Pick out every line that holds the string "Carolyn" and copy it.

[Stored records]
──────

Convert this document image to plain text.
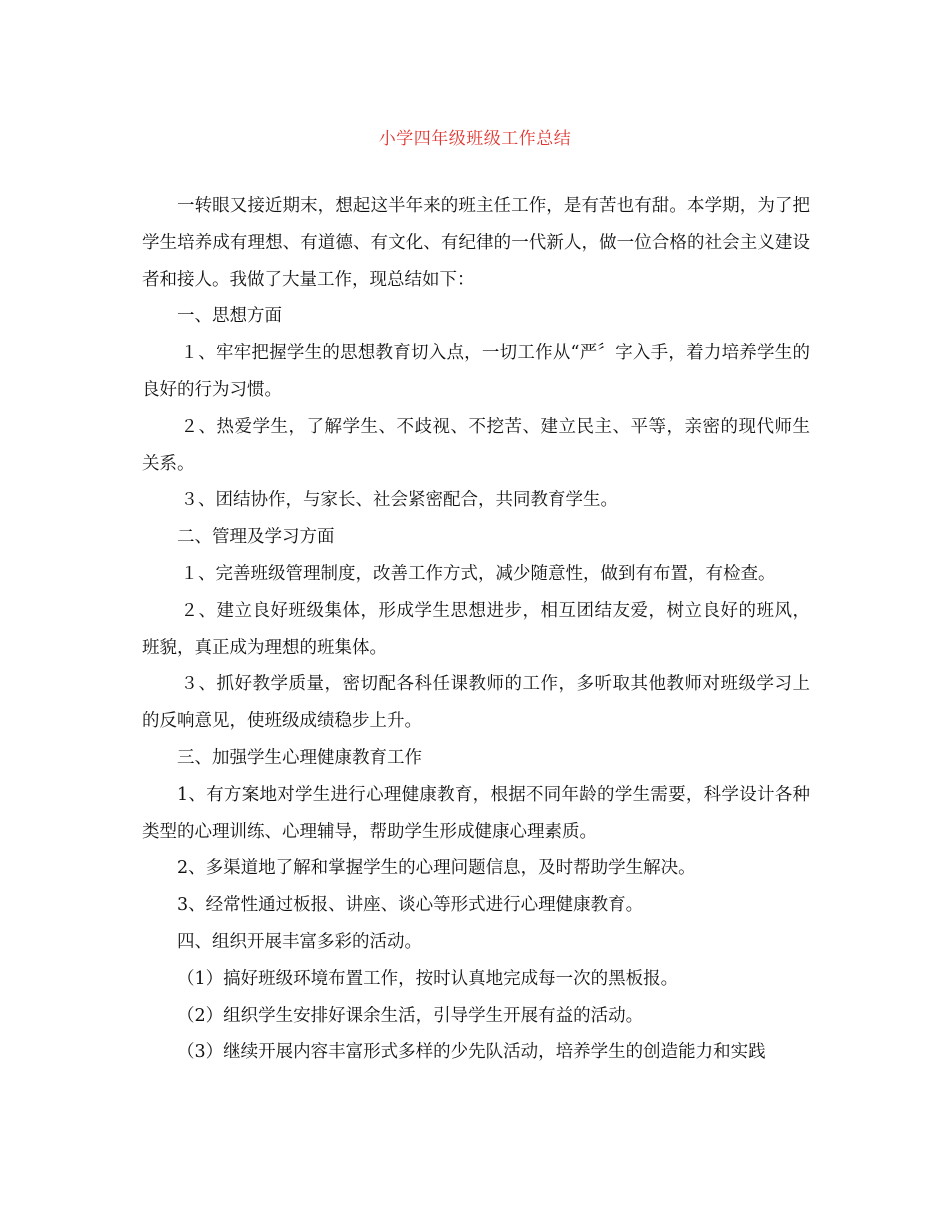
小学四年级班级工作总结

一转眼又接近期末，想起这半年来的班主任工作，是有苦也有甜。本学期，为了把学生培养成有理想、有道德、有文化、有纪律的一代新人，做一位合格的社会主义建设者和接人。我做了大量工作，现总结如下：

一、思想方面

１、牢牢把握学生的思想教育切入点，一切工作从“严〞字入手，着力培养学生的良好的行为习惯。

２、热爱学生，了解学生、不歧视、不挖苦、建立民主、平等，亲密的现代师生关系。

３、团结协作，与家长、社会紧密配合，共同教育学生。

二、管理及学习方面

１、完善班级管理制度，改善工作方式，减少随意性，做到有布置，有检查。

２、建立良好班级集体，形成学生思想进步，相互团结友爱，树立良好的班风，班貌，真正成为理想的班集体。

３、抓好教学质量，密切配各科任课教师的工作，多听取其他教师对班级学习上的反响意见，使班级成绩稳步上升。

三、加强学生心理健康教育工作

1、有方案地对学生进行心理健康教育，根据不同年龄的学生需要，科学设计各种类型的心理训练、心理辅导，帮助学生形成健康心理素质。

2、多渠道地了解和掌握学生的心理问题信息，及时帮助学生解决。

3、经常性通过板报、讲座、谈心等形式进行心理健康教育。

四、组织开展丰富多彩的活动。

（1）搞好班级环境布置工作，按时认真地完成每一次的黑板报。

（2）组织学生安排好课余生活，引导学生开展有益的活动。

（3）继续开展内容丰富形式多样的少先队活动，培养学生的创造能力和实践
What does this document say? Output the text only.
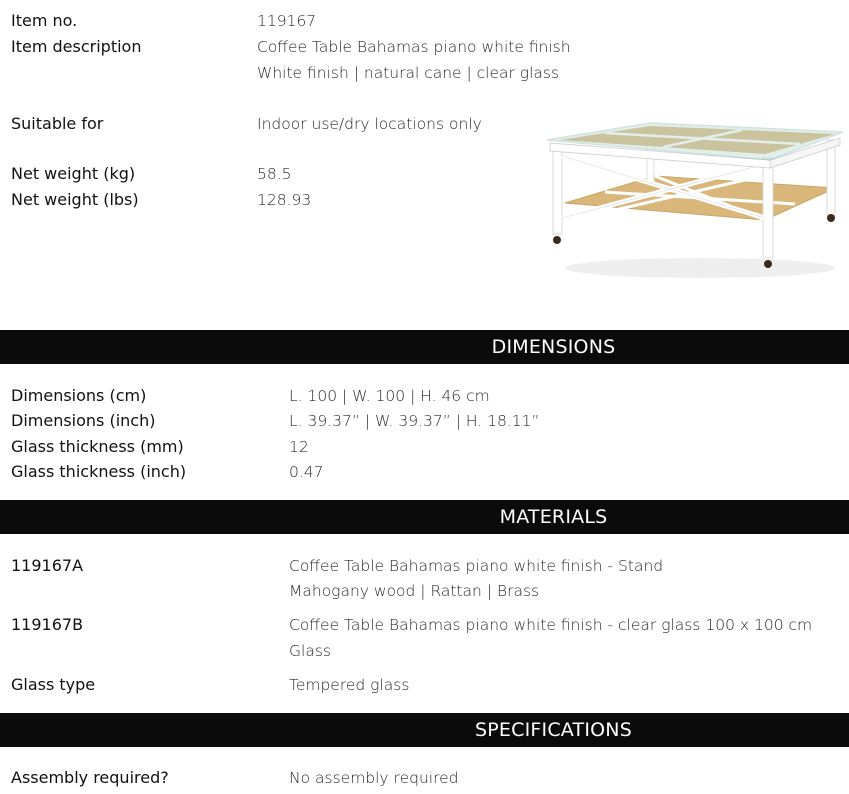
Item no.	119167
Item description	Coffee Table Bahamas piano white finish
White finish | natural cane | clear glass
Suitable for	Indoor use/dry locations only
Net weight (kg)	58.5
Net weight (lbs)	128.93
DIMENSIONS
Dimensions (cm)	L. 100 | W. 100 | H. 46 cm
Dimensions (inch)	L. 39.37” | W. 39.37” | H. 18.11”
Glass thickness (mm)	12
Glass thickness (inch)	0.47
MATERIALS
119167A	Coffee Table Bahamas piano white finish - Stand
Mahogany wood | Rattan | Brass
119167B	Coffee Table Bahamas piano white finish - clear glass 100 x 100 cm
Glass
Glass type	Tempered glass
SPECIFICATIONS
Assembly required?	No assembly required
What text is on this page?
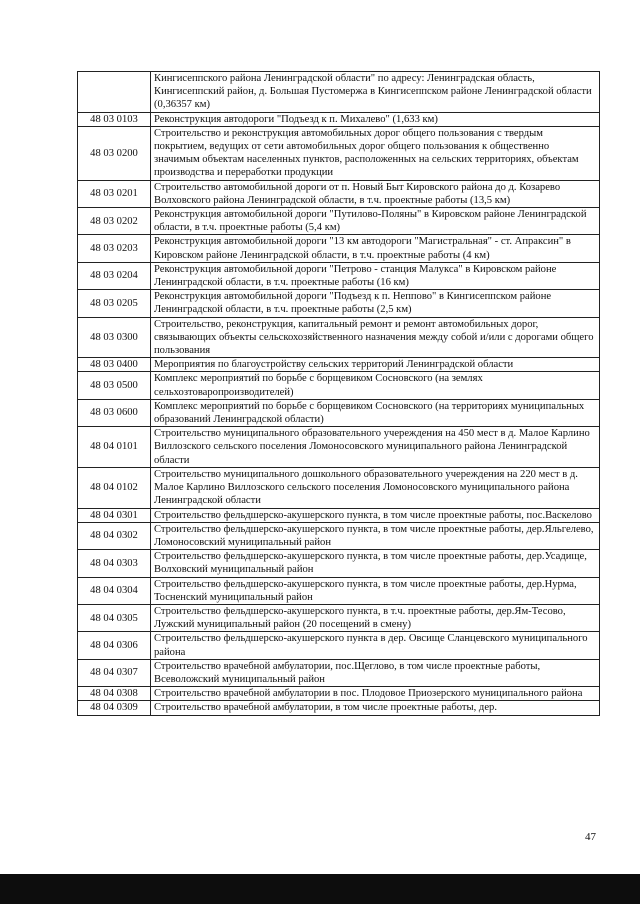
	Кингисеппского района Ленинградской области" по адресу: Ленинградская область, Кингисеппский район, д. Большая Пустомержа в Кингисеппском районе Ленинградской области (0,36357 км)
48 03 0103	Реконструкция автодороги "Подъезд к п. Михалево" (1,633 км)
48 03 0200	Строительство и реконструкция автомобильных дорог общего пользования с твердым покрытием, ведущих от сети автомобильных дорог общего пользования к общественно значимым объектам населенных пунктов, расположенных на сельских территориях, объектам производства и переработки продукции
48 03 0201	Строительство автомобильной дороги от п. Новый Быт Кировского района до д. Козарево Волховского района Ленинградской области, в т.ч. проектные работы (13,5 км)
48 03 0202	Реконструкция автомобильной дороги "Путилово-Поляны" в Кировском районе Ленинградской области, в т.ч. проектные работы (5,4 км)
48 03 0203	Реконструкция автомобильной дороги "13 км автодороги "Магистральная" - ст. Апраксин" в Кировском районе Ленинградской области, в т.ч. проектные работы (4 км)
48 03 0204	Реконструкция автомобильной дороги "Петрово - станция Малукса" в Кировском районе Ленинградской области, в т.ч. проектные работы (16 км)
48 03 0205	Реконструкция автомобильной дороги "Подъезд к п. Неппово" в Кингисеппском районе Ленинградской области, в т.ч. проектные работы (2,5 км)
48 03 0300	Строительство, реконструкция, капитальный ремонт и ремонт автомобильных дорог, связывающих объекты сельскохозяйственного назначения между собой и/или с дорогами общего пользования
48 03 0400	Мероприятия по благоустройству сельских территорий Ленинградской области
48 03 0500	Комплекс мероприятий по борьбе с борщевиком Сосновского (на землях сельхозтоваропроизводителей)
48 03 0600	Комплекс мероприятий по борьбе с борщевиком Сосновского (на территориях муниципальных образований Ленинградской области)
48 04 0101	Строительство муниципального образовательного учереждения на 450 мест в д. Малое Карлино Виллозского сельского поселения Ломоносовского муниципального района Ленинградской области
48 04 0102	Строительство муниципального дошкольного образовательного учереждения на 220 мест в д. Малое Карлино Виллозского сельского поселения Ломоносовского муниципального района Ленинградской области
48 04 0301	Строительство фельдшерско-акушерского пункта, в том числе проектные работы, пос.Васкелово
48 04 0302	Строительство фельдшерско-акушерского пункта, в том числе проектные работы, дер.Яльгелево, Ломоносовский муниципальный район
48 04 0303	Строительство фельдшерско-акушерского пункта, в том числе проектные работы, дер.Усадище, Волховский муниципальный район
48 04 0304	Строительство фельдшерско-акушерского пункта, в том числе проектные работы, дер.Нурма, Тосненский муниципальный район
48 04 0305	Строительство фельдшерско-акушерского пункта, в т.ч. проектные работы, дер.Ям-Тесово, Лужский муниципальный район (20 посещений в смену)
48 04 0306	Строительство фельдшерско-акушерского пункта в дер. Овсище Сланцевского муниципального района
48 04 0307	Строительство врачебной амбулатории, пос.Щеглово, в том числе проектные работы, Всеволожский муниципальный район
48 04 0308	Строительство врачебной амбулатории в пос. Плодовое Приозерского муниципального района
48 04 0309	Строительство врачебной амбулатории, в том числе проектные работы, дер.
47
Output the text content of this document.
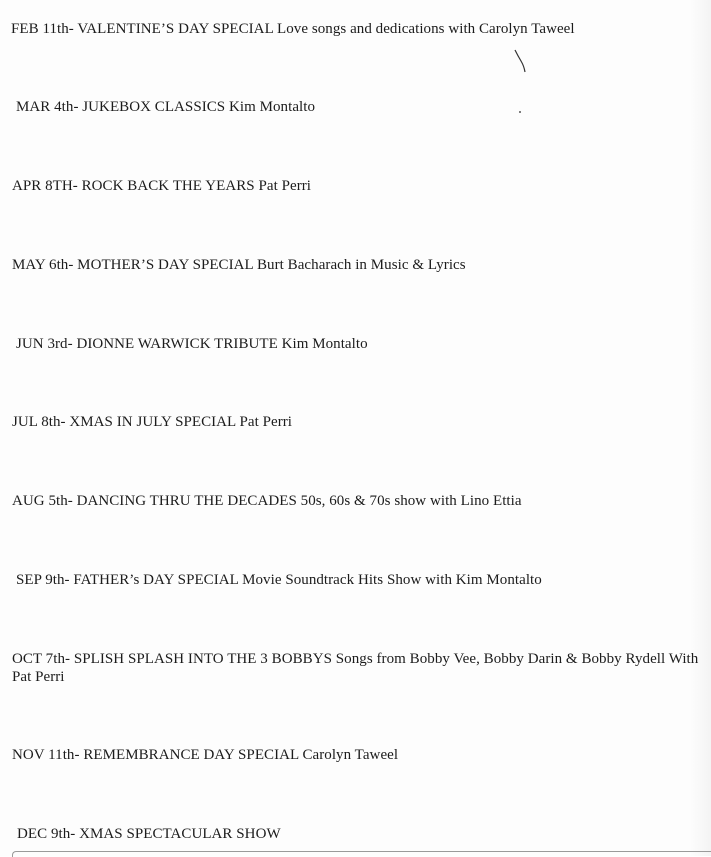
FEB 11th- VALENTINE’S DAY SPECIAL Love songs and dedications with Carolyn Taweel
MAR 4th- JUKEBOX CLASSICS Kim Montalto
APR 8TH- ROCK BACK THE YEARS Pat Perri
MAY 6th- MOTHER’S DAY SPECIAL Burt Bacharach in Music & Lyrics
JUN 3rd- DIONNE WARWICK TRIBUTE Kim Montalto
JUL 8th- XMAS IN JULY SPECIAL Pat Perri
AUG 5th- DANCING THRU THE DECADES 50s, 60s & 70s show with Lino Ettia
SEP 9th- FATHER’s DAY SPECIAL Movie Soundtrack Hits Show with Kim Montalto
OCT 7th- SPLISH SPLASH INTO THE 3 BOBBYS Songs from Bobby Vee, Bobby Darin & Bobby Rydell With Pat Perri
NOV 11th- REMEMBRANCE DAY SPECIAL Carolyn Taweel
DEC 9th- XMAS SPECTACULAR SHOW
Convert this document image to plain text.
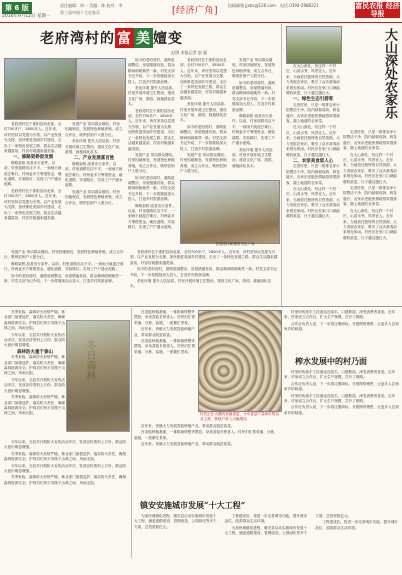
第 6 版
2016年9月12日 星期一
责任编辑：周一 美编：陈 校对：李
第三届中国十大农家乐	[经济广角]
投稿邮箱 jjxbs@126.com	电话 0394-2988221	富民农报 经济导报
老府湾村的 富 美 嬗变
文/图 本报记者 赵 磊

老府湾村位于淮阳县西北部，全村700多户、2800多人。近年来，该村坚持以党建为引领，以产业发展为支撑，加快推进美丽乡村建设，走出了一条特色发展之路，群众生活越来越富裕，村容村貌越来越美丽。

一、修路架桥促发展

修路架桥 改善出行条件。以前，村里道路坑洼不平，一到雨天就泥泞难行。村两委多方筹措资金，硬化道路、安装路灯，实现了户户通水泥路。

老府湾村位于淮阳县西北部，全村700多户、2800多人。近年来，该村坚持以党建为引领，以产业发展为支撑，加快推进美丽乡村建设，走出了一条特色发展之路，群众生活越来越富裕，村容村貌越来越美丽。

发展产业 带动群众增收。村里因地制宜，发展特色种植养殖，成立合作社，吸纳贫困户入股分红。

美化环境 提升人居品质。村里开展环境卫生整治，建设文化广场、游园，栽植绿化苗木。

二、产业发展富百姓

修路架桥 改善出行条件。以前，村里道路坑洼不平，一到雨天就泥泞难行。村两委多方筹措资金，硬化道路、安装路灯，实现了户户通水泥路。

发展产业 带动群众增收。村里因地制宜，发展特色种植养殖，成立合作社，吸纳贫困户入股分红。

如今的老府湾村，道路宽阔整洁，房屋错落有致，群众精神面貌焕然一新。村党支部书记介绍，下一步将继续加大投入，打造乡村旅游品牌。

美化环境 提升人居品质。村里开展环境卫生整治，建设文化广场、游园，栽植绿化苗木。

老府湾村位于淮阳县西北部，全村700多户、2800多人。近年来，该村坚持以党建为引领，以产业发展为支撑，加快推进美丽乡村建设，走出了一条特色发展之路，群众生活越来越富裕，村容村貌越来越美丽。

发展产业 带动群众增收。村里因地制宜，发展特色种植养殖，成立合作社，吸纳贫困户入股分红。

如今的老府湾村，道路宽阔整洁，房屋错落有致，群众精神面貌焕然一新。村党支部书记介绍，下一步将继续加大投入，打造乡村旅游品牌。

修路架桥 改善出行条件。以前，村里道路坑洼不平，一到雨天就泥泞难行。村两委多方筹措资金，硬化道路、安装路灯，实现了户户通水泥路。

老府湾村位于淮阳县西北部，全村700多户、2800多人。近年来，该村坚持以党建为引领，以产业发展为支撑，加快推进美丽乡村建设，走出了一条特色发展之路，群众生活越来越富裕，村容村貌越来越美丽。

美化环境 提升人居品质。村里开展环境卫生整治，建设文化广场、游园，栽植绿化苗木。

如今的老府湾村，道路宽阔整洁，房屋错落有致，群众精神面貌焕然一新。村党支部书记介绍，下一步将继续加大投入，打造乡村旅游品牌。

发展产业 带动群众增收。村里因地制宜，发展特色种植养殖，成立合作社，吸纳贫困户入股分红。

老府湾村新建的文化广场

发展产业 带动群众增收。村里因地制宜，发展特色种植养殖，成立合作社，吸纳贫困户入股分红。

如今的老府湾村，道路宽阔整洁，房屋错落有致，群众精神面貌焕然一新。村党支部书记介绍，下一步将继续加大投入，打造乡村旅游品牌。

修路架桥 改善出行条件。以前，村里道路坑洼不平，一到雨天就泥泞难行。村两委多方筹措资金，硬化道路、安装路灯，实现了户户通水泥路。

美化环境 提升人居品质。村里开展环境卫生整治，建设文化广场、游园，栽植绿化苗木。

老府湾村位于淮阳县西北部，全村700多户、2800多人。近年来，该村坚持以党建为引领，以产业发展为支撑，加快推进美丽乡村建设，走出了一条特色发展之路，群众生活越来越富裕，村容村貌越来越美丽。

如今的老府湾村，道路宽阔整洁，房屋错落有致，群众精神面貌焕然一新。村党支部书记介绍，下一步将继续加大投入，打造乡村旅游品牌。

美化环境 提升人居品质。村里开展环境卫生整治，建设文化广场、游园，栽植绿化苗木。

发展产业 带动群众增收。村里因地制宜，发展特色种植养殖，成立合作社，吸纳贫困户入股分红。

修路架桥 改善出行条件。以前，村里道路坑洼不平，一到雨天就泥泞难行。村两委多方筹措资金，硬化道路、安装路灯，实现了户户通水泥路。

如今的老府湾村，道路宽阔整洁，房屋错落有致，群众精神面貌焕然一新。村党支部书记介绍，下一步将继续加大投入，打造乡村旅游品牌。

大山深处农家乐

在大山深处，有这样一个村庄，山清水秀，风景宜人。近年来，当地依托独特的自然资源，大力发展农家乐，吸引了众多游客前来观光休闲。村民们在家门口就能增收致富，日子越过越红火。

一、绿色生态引游客

走进村里，只见一排排农家小院整洁干净，院内绿树成荫、鲜花盛开。农家乐老板热情地招呼着游客，端上地道的农家菜。

在大山深处，有这样一个村庄，山清水秀，风景宜人。近年来，当地依托独特的自然资源，大力发展农家乐，吸引了众多游客前来观光休闲。村民们在家门口就能增收致富，日子越过越红火。

二、农家美食留人心

走进村里，只见一排排农家小院整洁干净，院内绿树成荫、鲜花盛开。农家乐老板热情地招呼着游客，端上地道的农家菜。

在大山深处，有这样一个村庄，山清水秀，风景宜人。近年来，当地依托独特的自然资源，大力发展农家乐，吸引了众多游客前来观光休闲。村民们在家门口就能增收致富，日子越过越红火。

走进村里，只见一排排农家小院整洁干净，院内绿树成荫、鲜花盛开。农家乐老板热情地招呼着游客，端上地道的农家菜。

在大山深处，有这样一个村庄，山清水秀，风景宜人。近年来，当地依托独特的自然资源，大力发展农家乐，吸引了众多游客前来观光休闲。村民们在家门口就能增收致富，日子越过越红火。

走进村里，只见一排排农家小院整洁干净，院内绿树成荫、鲜花盛开。农家乐老板热情地招呼着游客，端上地道的农家菜。

在大山深处，有这样一个村庄，山清水秀，风景宜人。近年来，当地依托独特的自然资源，大力发展农家乐，吸引了众多游客前来观光休闲。村民们在家门口就能增收致富，日子越过越红火。

冬季来临，森林防火形势严峻。林业部门加强巡护，落实防火责任，确保森林资源安全。护林员们每天穿梭于山林之间，风雨无阻。

今年以来，全县共开展防火宣传活动多次，发放宣传资料上万份，群众防火意识明显增强。

森林防火重于泰山

冬季来临，森林防火形势严峻。林业部门加强巡护，落实防火责任，确保森林资源安全。护林员们每天穿梭于山林之间，风雨无阻。

今年以来，全县共开展防火宣传活动多次，发放宣传资料上万份，群众防火意识明显增强。

冬季来临，森林防火形势严峻。林业部门加强巡护，落实防火责任，确保森林资源安全。护林员们每天穿梭于山林之间，风雨无阻。

今年以来，全县共开展防火宣传活动多次，发放宣传资料上万份，群众防火意识明显增强。

冬季来临，森林防火形势严峻。林业部门加强巡护，落实防火责任，确保森林资源安全。护林员们每天穿梭于山林之间，风雨无阻。

今年以来，全县共开展防火宣传活动多次，发放宣传资料上万份，群众防火意识明显增强。

冬季来临，森林防火形势严峻。林业部门加强巡护，落实防火责任，确保森林资源安全。护林员们每天穿梭于山林之间，风雨无阻。

在香菇种植基地，一排排菌棒整齐摆放，朵朵香菇长势喜人。村民们忙着采摘、分拣、装箱，一派繁忙景象。

近年来，该镇大力发展香菇种植产业，带动群众脱贫致富。

在香菇种植基地，一排排菌棒整齐摆放，朵朵香菇长势喜人。村民们忙着采摘、分拣、装箱，一派繁忙景象。

村民正在大棚内采摘香菇，今年香菇产量和价格双双上涨，种植户收入大幅增加

近年来，该镇大力发展香菇种植产业，带动群众脱贫致富。

在香菇种植基地，一排排菌棒整齐摆放，朵朵香菇长势喜人。村民们忙着采摘、分拣、装箱，一派繁忙景象。

近年来，该镇大力发展香菇种植产业，带动群众脱贫致富。

村里的传统手工挂面远近闻名，口感筋道，深受消费者喜爱。近年来，村里成立合作社，扩大生产规模，打开了销路。

合作社负责人说，下一步将注册商标，开展网络销售，让更多人尝到家乡的味道。

榨水发展中的村乃面

村里的传统手工挂面远近闻名，口感筋道，深受消费者喜爱。近年来，村里成立合作社，扩大生产规模，打开了销路。

合作社负责人说，下一步将注册商标，开展网络销售，让更多人尝到家乡的味道。

村里的传统手工挂面远近闻名，口感筋道，深受消费者喜爱。近年来，村里成立合作社，扩大生产规模，打开了销路。

合作社负责人说，下一步将注册商标，开展网络销售，让更多人尝到家乡的味道。

镇安安施城市发展“十大工程”

为加快城镇化进程，镇安县启动实施城市发展十大工程，涵盖道路建设、管网改造、公园绿化等多个方面，总投资数亿元。

工程建成后，将进一步完善城市功能，提升城市品位，改善群众生活环境。

为加快城镇化进程，镇安县启动实施城市发展十大工程，涵盖道路建设、管网改造、公园绿化等多个方面，总投资数亿元。

工程建成后，将进一步完善城市功能，提升城市品位，改善群众生活环境。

──────

• Result:
FEB 11th- VALENTINE’S DAY SPECIAL Love songs and dedications with Carolyn Taweel
NOV 11th- REMEMBRANCE DAY SPECIAL Carolyn Taweel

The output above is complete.